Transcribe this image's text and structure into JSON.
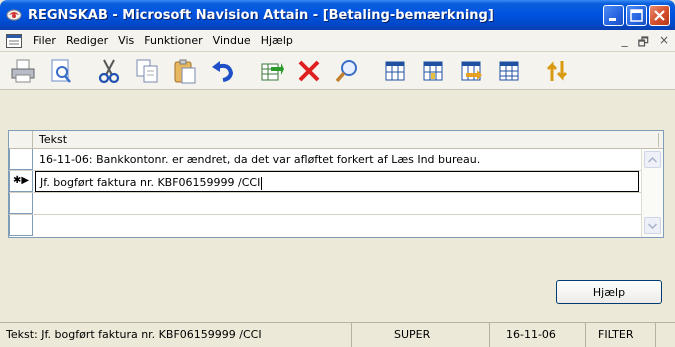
{
  "window": {
    "title": "REGNSKAB - Microsoft Navision Attain - [Betaling-bemærkning]",
    "app_icon": "navision-app-icon",
    "controls": {
      "minimize": "minimize-icon",
      "maximize": "maximize-icon",
      "close": "close-icon"
    }
  },
  "menu": {
    "items": [
      {
        "label": "Filer"
      },
      {
        "label": "Rediger"
      },
      {
        "label": "Vis"
      },
      {
        "label": "Funktioner"
      },
      {
        "label": "Vindue"
      },
      {
        "label": "Hjælp"
      }
    ],
    "doc_icon": "document-window-icon",
    "mdi_minimize": "_",
    "mdi_restore": "🗗",
    "mdi_close": "×"
  },
  "toolbar": {
    "buttons": [
      {
        "icon": "print-icon"
      },
      {
        "icon": "print-preview-icon"
      },
      {
        "icon": "cut-icon"
      },
      {
        "icon": "copy-icon"
      },
      {
        "icon": "paste-icon"
      },
      {
        "icon": "undo-icon"
      },
      {
        "icon": "new-record-icon"
      },
      {
        "icon": "delete-icon"
      },
      {
        "icon": "find-icon"
      },
      {
        "icon": "field-filter-icon"
      },
      {
        "icon": "table-filter-icon"
      },
      {
        "icon": "flow-filter-icon"
      },
      {
        "icon": "show-all-icon"
      },
      {
        "icon": "sort-icon"
      }
    ]
  },
  "grid": {
    "column_header": "Tekst",
    "rows": [
      {
        "text": "16-11-06: Bankkontonr. er ændret, da det var afløftet forkert af Læs Ind bureau.",
        "marker": ""
      },
      {
        "text": "Jf. bogført faktura nr. KBF06159999 /CCI",
        "marker": "✱▶"
      },
      {
        "text": "",
        "marker": ""
      },
      {
        "text": "",
        "marker": ""
      }
    ]
  },
  "buttons": {
    "help_label": "Hjælp"
  },
  "status": {
    "field_text": "Tekst: Jf. bogført faktura nr. KBF06159999 /CCI",
    "user": "SUPER",
    "work_date": "16-11-06",
    "filter": "FILTER"
  },
  "colors": {
    "titlebar": "#0054e3",
    "window_bg": "#ece9d8",
    "grid_border": "#7f9db9",
    "delete_red": "#e02020"
  }
}
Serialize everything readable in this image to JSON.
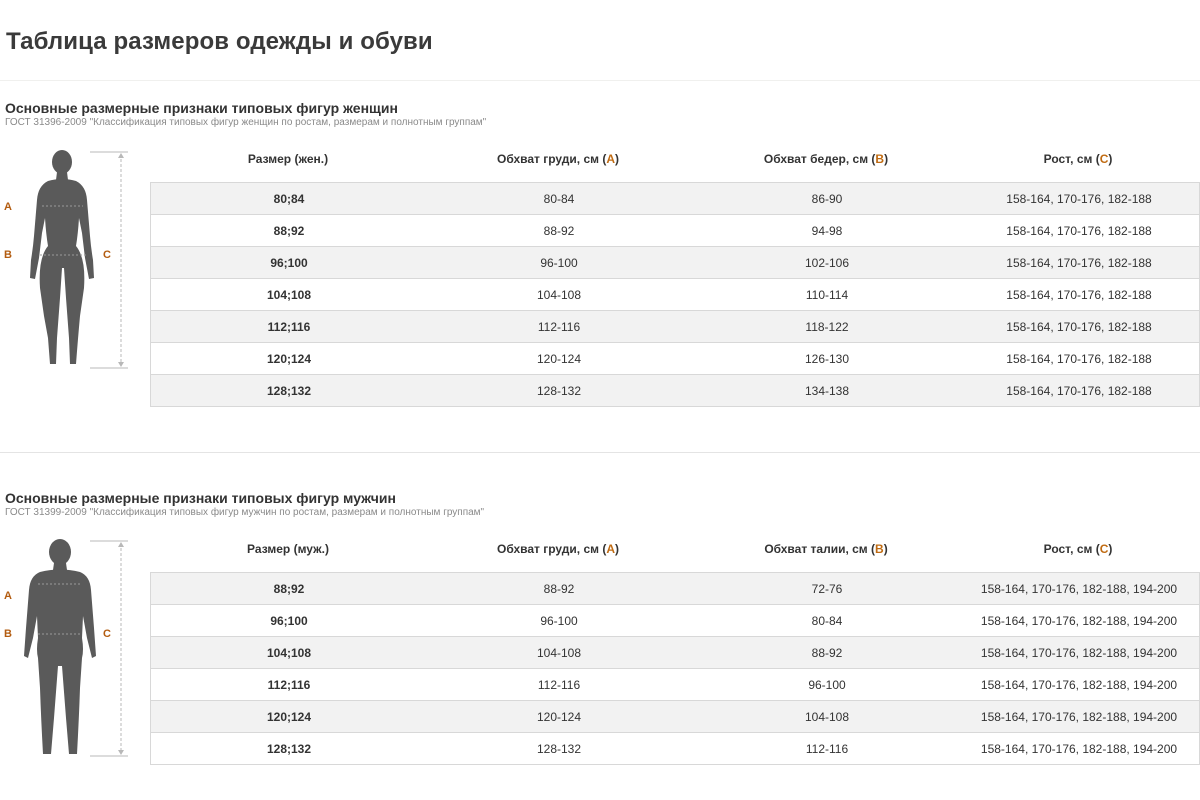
{
  "page": {
    "title": "Таблица размеров одежды и обуви"
  },
  "women": {
    "title": "Основные размерные признаки типовых фигур женщин",
    "subtitle": "ГОСТ 31396-2009 \"Классификация типовых фигур женщин по ростам, размерам и полнотным группам\"",
    "figure_letters": {
      "a": "A",
      "b": "B",
      "c": "C"
    },
    "headers": {
      "size": "Размер (жен.)",
      "chest_prefix": "Обхват груди, см (",
      "chest_letter": "А",
      "chest_suffix": ")",
      "hips_prefix": "Обхват бедер, см (",
      "hips_letter": "В",
      "hips_suffix": ")",
      "height_prefix": "Рост, см (",
      "height_letter": "С",
      "height_suffix": ")"
    },
    "rows": [
      {
        "size": "80;84",
        "chest": "80-84",
        "hips": "86-90",
        "height": "158-164, 170-176, 182-188"
      },
      {
        "size": "88;92",
        "chest": "88-92",
        "hips": "94-98",
        "height": "158-164, 170-176, 182-188"
      },
      {
        "size": "96;100",
        "chest": "96-100",
        "hips": "102-106",
        "height": "158-164, 170-176, 182-188"
      },
      {
        "size": "104;108",
        "chest": "104-108",
        "hips": "110-114",
        "height": "158-164, 170-176, 182-188"
      },
      {
        "size": "112;116",
        "chest": "112-116",
        "hips": "118-122",
        "height": "158-164, 170-176, 182-188"
      },
      {
        "size": "120;124",
        "chest": "120-124",
        "hips": "126-130",
        "height": "158-164, 170-176, 182-188"
      },
      {
        "size": "128;132",
        "chest": "128-132",
        "hips": "134-138",
        "height": "158-164, 170-176, 182-188"
      }
    ]
  },
  "men": {
    "title": "Основные размерные признаки типовых фигур мужчин",
    "subtitle": "ГОСТ 31399-2009 \"Классификация типовых фигур мужчин по ростам, размерам и полнотным группам\"",
    "figure_letters": {
      "a": "A",
      "b": "B",
      "c": "C"
    },
    "headers": {
      "size": "Размер (муж.)",
      "chest_prefix": "Обхват груди, см (",
      "chest_letter": "А",
      "chest_suffix": ")",
      "waist_prefix": "Обхват талии, см (",
      "waist_letter": "В",
      "waist_suffix": ")",
      "height_prefix": "Рост, см (",
      "height_letter": "С",
      "height_suffix": ")"
    },
    "rows": [
      {
        "size": "88;92",
        "chest": "88-92",
        "waist": "72-76",
        "height": "158-164, 170-176, 182-188, 194-200"
      },
      {
        "size": "96;100",
        "chest": "96-100",
        "waist": "80-84",
        "height": "158-164, 170-176, 182-188, 194-200"
      },
      {
        "size": "104;108",
        "chest": "104-108",
        "waist": "88-92",
        "height": "158-164, 170-176, 182-188, 194-200"
      },
      {
        "size": "112;116",
        "chest": "112-116",
        "waist": "96-100",
        "height": "158-164, 170-176, 182-188, 194-200"
      },
      {
        "size": "120;124",
        "chest": "120-124",
        "waist": "104-108",
        "height": "158-164, 170-176, 182-188, 194-200"
      },
      {
        "size": "128;132",
        "chest": "128-132",
        "waist": "112-116",
        "height": "158-164, 170-176, 182-188, 194-200"
      }
    ]
  },
  "colors": {
    "accent_letter": "#c06b12",
    "figure": "#5a5a5a",
    "row_alt": "#f2f2f2"
  }
}
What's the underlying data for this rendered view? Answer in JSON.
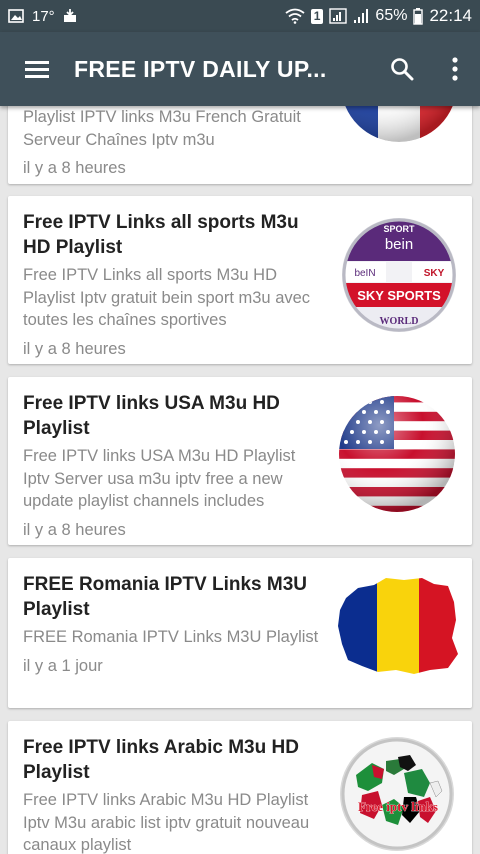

> **DIRECTIONS FOR THIS TASK**
Will you restate every entry word for word and omit the images?

> **RESULT OF THE EXERCISE**
Transcribe this image's text and structure into JSON.
{
  "window": {
    "title": "REGNSKAB - Microsoft Navision Attain - [Betaling-bemærkning]",
    "app_icon": "navision-app-icon",
    "controls": {
      "minimize": "minimize-icon",
      "maximize": "maximize-icon",
      "close": "close-icon"
    }
  },
  "menu": {
    "items": [
      {
        "label": "Filer"
      },
      {
        "label": "Rediger"
      },
      {
        "label": "Vis"
      },
      {
        "label": "Funktioner"
      },
      {
        "label": "Vindue"
      },
      {
        "label": "Hjælp"
      }
    ],
    "doc_icon": "document-window-icon",
    "mdi_minimize": "_",
    "mdi_restore": "🗗",
    "mdi_close": "×"
  },
  "toolbar": {
    "buttons": [
      {
        "icon": "print-icon"
      },
      {
        "icon": "print-preview-icon"
      },
      {
        "icon": "cut-icon"
      },
      {
        "icon": "copy-icon"
      },
      {
        "icon": "paste-icon"
      },
      {
        "icon": "undo-icon"
      },
      {
        "icon": "new-record-icon"
      },
      {
        "icon": "delete-icon"
      },
      {
        "icon": "find-icon"
      },
      {
        "icon": "field-filter-icon"
      },
      {
        "icon": "table-filter-icon"
      },
      {
        "icon": "flow-filter-icon"
      },
      {
        "icon": "show-all-icon"
      },
      {
        "icon": "sort-icon"
      }
    ]
  },
  "grid": {
    "column_header": "Tekst",
    "rows": [
      {
        "text": "16-11-06: Bankkontonr. er ændret, da det var afløftet forkert af Læs Ind bureau.",
        "marker": ""
      },
      {
        "text": "Jf. bogført faktura nr. KBF06159999 /CCI",
        "marker": "✱▶"
      },
      {
        "text": "",
        "marker": ""
      },
      {
        "text": "",
        "marker": ""
      }
    ]
  },
  "buttons": {
    "help_label": "Hjælp"
  },
  "status": {
    "field_text": "Tekst: Jf. bogført faktura nr. KBF06159999 /CCI",
    "user": "SUPER",
    "work_date": "16-11-06",
    "filter": "FILTER"
  },
  "colors": {
    "titlebar": "#0054e3",
    "window_bg": "#ece9d8",
    "grid_border": "#7f9db9",
    "delete_red": "#e02020"
  }
}
Serialize everything readable in this image to JSON.
{
  "page": {
    "title": "Таблица размеров одежды и обуви"
  },
  "women": {
    "title": "Основные размерные признаки типовых фигур женщин",
    "subtitle": "ГОСТ 31396-2009 \"Классификация типовых фигур женщин по ростам, размерам и полнотным группам\"",
    "figure_letters": {
      "a": "A",
      "b": "B",
      "c": "C"
    },
    "headers": {
      "size": "Размер (жен.)",
      "chest_prefix": "Обхват груди, см (",
      "chest_letter": "А",
      "chest_suffix": ")",
      "hips_prefix": "Обхват бедер, см (",
      "hips_letter": "В",
      "hips_suffix": ")",
      "height_prefix": "Рост, см (",
      "height_letter": "С",
      "height_suffix": ")"
    },
    "rows": [
      {
        "size": "80;84",
        "chest": "80-84",
        "hips": "86-90",
        "height": "158-164, 170-176, 182-188"
      },
      {
        "size": "88;92",
        "chest": "88-92",
        "hips": "94-98",
        "height": "158-164, 170-176, 182-188"
      },
      {
        "size": "96;100",
        "chest": "96-100",
        "hips": "102-106",
        "height": "158-164, 170-176, 182-188"
      },
      {
        "size": "104;108",
        "chest": "104-108",
        "hips": "110-114",
        "height": "158-164, 170-176, 182-188"
      },
      {
        "size": "112;116",
        "chest": "112-116",
        "hips": "118-122",
        "height": "158-164, 170-176, 182-188"
      },
      {
        "size": "120;124",
        "chest": "120-124",
        "hips": "126-130",
        "height": "158-164, 170-176, 182-188"
      },
      {
        "size": "128;132",
        "chest": "128-132",
        "hips": "134-138",
        "height": "158-164, 170-176, 182-188"
      }
    ]
  },
  "men": {
    "title": "Основные размерные признаки типовых фигур мужчин",
    "subtitle": "ГОСТ 31399-2009 \"Классификация типовых фигур мужчин по ростам, размерам и полнотным группам\"",
    "figure_letters": {
      "a": "A",
      "b": "B",
      "c": "C"
    },
    "headers": {
      "size": "Размер (муж.)",
      "chest_prefix": "Обхват груди, см (",
      "chest_letter": "А",
      "chest_suffix": ")",
      "waist_prefix": "Обхват талии, см (",
      "waist_letter": "В",
      "waist_suffix": ")",
      "height_prefix": "Рост, см (",
      "height_letter": "С",
      "height_suffix": ")"
    },
    "rows": [
      {
        "size": "88;92",
        "chest": "88-92",
        "waist": "72-76",
        "height": "158-164, 170-176, 182-188, 194-200"
      },
      {
        "size": "96;100",
        "chest": "96-100",
        "waist": "80-84",
        "height": "158-164, 170-176, 182-188, 194-200"
      },
      {
        "size": "104;108",
        "chest": "104-108",
        "waist": "88-92",
        "height": "158-164, 170-176, 182-188, 194-200"
      },
      {
        "size": "112;116",
        "chest": "112-116",
        "waist": "96-100",
        "height": "158-164, 170-176, 182-188, 194-200"
      },
      {
        "size": "120;124",
        "chest": "120-124",
        "waist": "104-108",
        "height": "158-164, 170-176, 182-188, 194-200"
      },
      {
        "size": "128;132",
        "chest": "128-132",
        "waist": "112-116",
        "height": "158-164, 170-176, 182-188, 194-200"
      }
    ]
  },
  "colors": {
    "accent_letter": "#c06b12",
    "figure": "#5a5a5a",
    "row_alt": "#f2f2f2"
  }
}
What's the underlying data for this rendered view? Answer in JSON.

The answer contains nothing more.